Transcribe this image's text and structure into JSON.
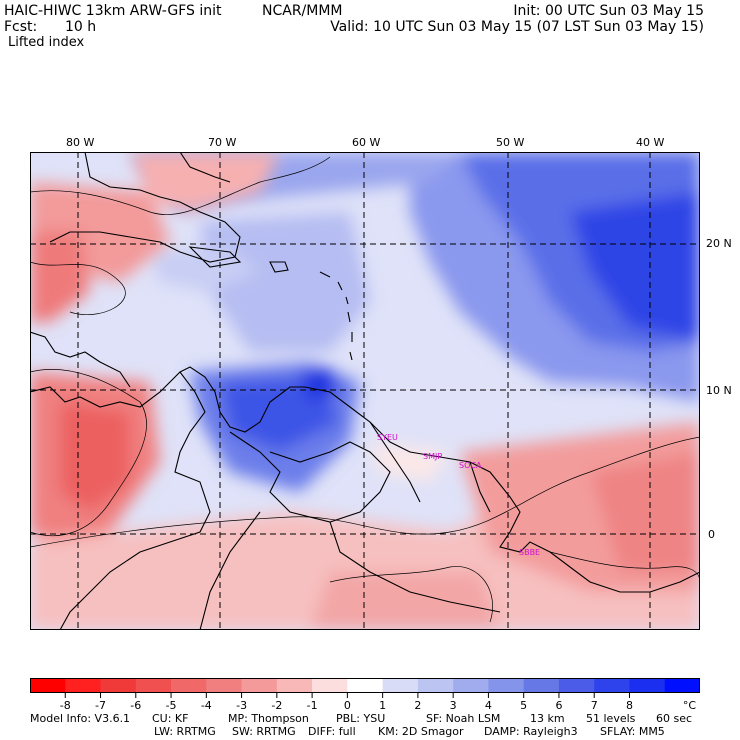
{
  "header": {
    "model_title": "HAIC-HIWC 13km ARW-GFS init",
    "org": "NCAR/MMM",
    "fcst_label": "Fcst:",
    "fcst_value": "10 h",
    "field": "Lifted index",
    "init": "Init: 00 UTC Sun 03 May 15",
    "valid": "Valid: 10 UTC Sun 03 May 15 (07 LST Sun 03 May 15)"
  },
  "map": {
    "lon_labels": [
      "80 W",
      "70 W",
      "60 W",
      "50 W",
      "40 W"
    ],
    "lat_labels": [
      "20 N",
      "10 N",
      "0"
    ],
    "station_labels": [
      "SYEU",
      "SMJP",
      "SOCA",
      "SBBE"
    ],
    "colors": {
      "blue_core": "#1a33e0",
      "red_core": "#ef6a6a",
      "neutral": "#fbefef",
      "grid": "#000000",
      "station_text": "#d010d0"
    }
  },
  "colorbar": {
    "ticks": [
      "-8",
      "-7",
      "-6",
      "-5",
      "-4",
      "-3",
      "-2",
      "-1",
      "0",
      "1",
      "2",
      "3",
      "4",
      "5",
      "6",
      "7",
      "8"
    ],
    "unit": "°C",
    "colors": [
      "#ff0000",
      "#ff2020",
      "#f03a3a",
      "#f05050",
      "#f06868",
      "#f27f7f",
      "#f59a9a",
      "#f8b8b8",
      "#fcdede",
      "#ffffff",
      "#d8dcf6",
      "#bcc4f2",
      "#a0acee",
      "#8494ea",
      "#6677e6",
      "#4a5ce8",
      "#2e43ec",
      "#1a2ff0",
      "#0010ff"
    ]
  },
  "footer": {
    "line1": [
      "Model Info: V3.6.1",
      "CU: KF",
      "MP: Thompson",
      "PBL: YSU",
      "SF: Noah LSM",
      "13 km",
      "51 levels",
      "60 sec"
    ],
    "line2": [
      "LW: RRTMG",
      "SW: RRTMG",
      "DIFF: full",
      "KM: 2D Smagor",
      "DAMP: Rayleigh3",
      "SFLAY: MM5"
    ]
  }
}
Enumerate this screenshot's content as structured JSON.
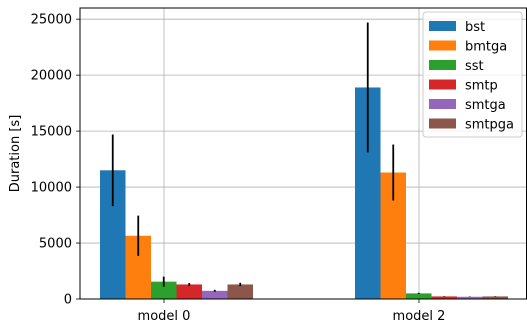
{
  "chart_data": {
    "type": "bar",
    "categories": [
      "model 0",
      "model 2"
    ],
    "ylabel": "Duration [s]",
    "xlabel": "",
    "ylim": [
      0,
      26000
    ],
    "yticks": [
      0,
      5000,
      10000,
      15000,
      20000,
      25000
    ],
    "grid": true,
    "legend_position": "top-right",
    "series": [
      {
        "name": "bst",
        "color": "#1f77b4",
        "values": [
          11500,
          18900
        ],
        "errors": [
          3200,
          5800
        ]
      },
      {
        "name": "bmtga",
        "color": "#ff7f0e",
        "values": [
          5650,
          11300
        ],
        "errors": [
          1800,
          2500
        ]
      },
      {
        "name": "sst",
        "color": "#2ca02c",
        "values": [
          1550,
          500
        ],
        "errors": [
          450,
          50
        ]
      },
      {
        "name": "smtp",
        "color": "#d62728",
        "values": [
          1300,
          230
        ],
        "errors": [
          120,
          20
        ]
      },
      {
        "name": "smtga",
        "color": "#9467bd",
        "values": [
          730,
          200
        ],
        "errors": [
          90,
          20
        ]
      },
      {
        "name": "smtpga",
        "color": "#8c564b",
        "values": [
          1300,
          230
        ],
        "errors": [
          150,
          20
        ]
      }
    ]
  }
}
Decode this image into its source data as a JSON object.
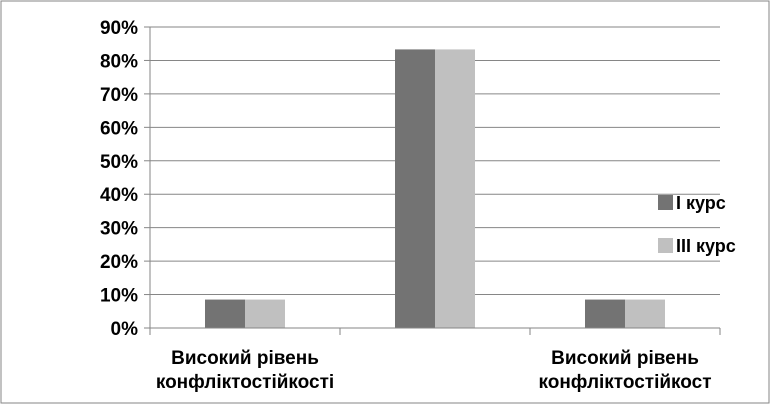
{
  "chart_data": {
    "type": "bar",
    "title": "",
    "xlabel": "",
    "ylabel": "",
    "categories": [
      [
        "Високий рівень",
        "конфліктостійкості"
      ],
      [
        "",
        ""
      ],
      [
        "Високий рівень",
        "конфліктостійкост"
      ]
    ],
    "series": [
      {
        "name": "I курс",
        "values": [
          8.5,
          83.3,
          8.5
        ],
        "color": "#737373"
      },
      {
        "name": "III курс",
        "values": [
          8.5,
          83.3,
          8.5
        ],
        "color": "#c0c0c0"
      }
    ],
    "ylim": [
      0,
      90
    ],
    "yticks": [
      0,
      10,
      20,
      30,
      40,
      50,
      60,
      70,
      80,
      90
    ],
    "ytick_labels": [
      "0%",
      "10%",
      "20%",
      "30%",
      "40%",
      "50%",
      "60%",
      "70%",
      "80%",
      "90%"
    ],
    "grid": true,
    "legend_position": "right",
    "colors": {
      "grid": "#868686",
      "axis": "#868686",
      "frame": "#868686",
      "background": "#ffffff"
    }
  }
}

* Set exercise *
Transcribe each line above verbatim, with the pictures left out.

* Exercise solution *
Transcribe this image's text and structure into JSON.
{
  "header": {
    "model_title": "HAIC-HIWC 13km ARW-GFS init",
    "org": "NCAR/MMM",
    "fcst_label": "Fcst:",
    "fcst_value": "10 h",
    "field": "Lifted index",
    "init": "Init: 00 UTC Sun 03 May 15",
    "valid": "Valid: 10 UTC Sun 03 May 15 (07 LST Sun 03 May 15)"
  },
  "map": {
    "lon_labels": [
      "80 W",
      "70 W",
      "60 W",
      "50 W",
      "40 W"
    ],
    "lat_labels": [
      "20 N",
      "10 N",
      "0"
    ],
    "station_labels": [
      "SYEU",
      "SMJP",
      "SOCA",
      "SBBE"
    ],
    "colors": {
      "blue_core": "#1a33e0",
      "red_core": "#ef6a6a",
      "neutral": "#fbefef",
      "grid": "#000000",
      "station_text": "#d010d0"
    }
  },
  "colorbar": {
    "ticks": [
      "-8",
      "-7",
      "-6",
      "-5",
      "-4",
      "-3",
      "-2",
      "-1",
      "0",
      "1",
      "2",
      "3",
      "4",
      "5",
      "6",
      "7",
      "8"
    ],
    "unit": "°C",
    "colors": [
      "#ff0000",
      "#ff2020",
      "#f03a3a",
      "#f05050",
      "#f06868",
      "#f27f7f",
      "#f59a9a",
      "#f8b8b8",
      "#fcdede",
      "#ffffff",
      "#d8dcf6",
      "#bcc4f2",
      "#a0acee",
      "#8494ea",
      "#6677e6",
      "#4a5ce8",
      "#2e43ec",
      "#1a2ff0",
      "#0010ff"
    ]
  },
  "footer": {
    "line1": [
      "Model Info: V3.6.1",
      "CU: KF",
      "MP: Thompson",
      "PBL: YSU",
      "SF: Noah LSM",
      "13 km",
      "51 levels",
      "60 sec"
    ],
    "line2": [
      "LW: RRTMG",
      "SW: RRTMG",
      "DIFF: full",
      "KM: 2D Smagor",
      "DAMP: Rayleigh3",
      "SFLAY: MM5"
    ]
  }
}
Enumerate this screenshot's content as structured JSON.
{
  "chart_data": {
    "type": "bar",
    "categories": [
      "model 0",
      "model 2"
    ],
    "ylabel": "Duration [s]",
    "xlabel": "",
    "ylim": [
      0,
      26000
    ],
    "yticks": [
      0,
      5000,
      10000,
      15000,
      20000,
      25000
    ],
    "grid": true,
    "legend_position": "top-right",
    "series": [
      {
        "name": "bst",
        "color": "#1f77b4",
        "values": [
          11500,
          18900
        ],
        "errors": [
          3200,
          5800
        ]
      },
      {
        "name": "bmtga",
        "color": "#ff7f0e",
        "values": [
          5650,
          11300
        ],
        "errors": [
          1800,
          2500
        ]
      },
      {
        "name": "sst",
        "color": "#2ca02c",
        "values": [
          1550,
          500
        ],
        "errors": [
          450,
          50
        ]
      },
      {
        "name": "smtp",
        "color": "#d62728",
        "values": [
          1300,
          230
        ],
        "errors": [
          120,
          20
        ]
      },
      {
        "name": "smtga",
        "color": "#9467bd",
        "values": [
          730,
          200
        ],
        "errors": [
          90,
          20
        ]
      },
      {
        "name": "smtpga",
        "color": "#8c564b",
        "values": [
          1300,
          230
        ],
        "errors": [
          150,
          20
        ]
      }
    ]
  }
}
Decode this image into its source data as a JSON object.
{
  "chart_data": {
    "type": "bar",
    "title": "",
    "xlabel": "",
    "ylabel": "",
    "categories": [
      [
        "Високий рівень",
        "конфліктостійкості"
      ],
      [
        "",
        ""
      ],
      [
        "Високий рівень",
        "конфліктостійкост"
      ]
    ],
    "series": [
      {
        "name": "I курс",
        "values": [
          8.5,
          83.3,
          8.5
        ],
        "color": "#737373"
      },
      {
        "name": "III курс",
        "values": [
          8.5,
          83.3,
          8.5
        ],
        "color": "#c0c0c0"
      }
    ],
    "ylim": [
      0,
      90
    ],
    "yticks": [
      0,
      10,
      20,
      30,
      40,
      50,
      60,
      70,
      80,
      90
    ],
    "ytick_labels": [
      "0%",
      "10%",
      "20%",
      "30%",
      "40%",
      "50%",
      "60%",
      "70%",
      "80%",
      "90%"
    ],
    "grid": true,
    "legend_position": "right",
    "colors": {
      "grid": "#868686",
      "axis": "#868686",
      "frame": "#868686",
      "background": "#ffffff"
    }
  }
}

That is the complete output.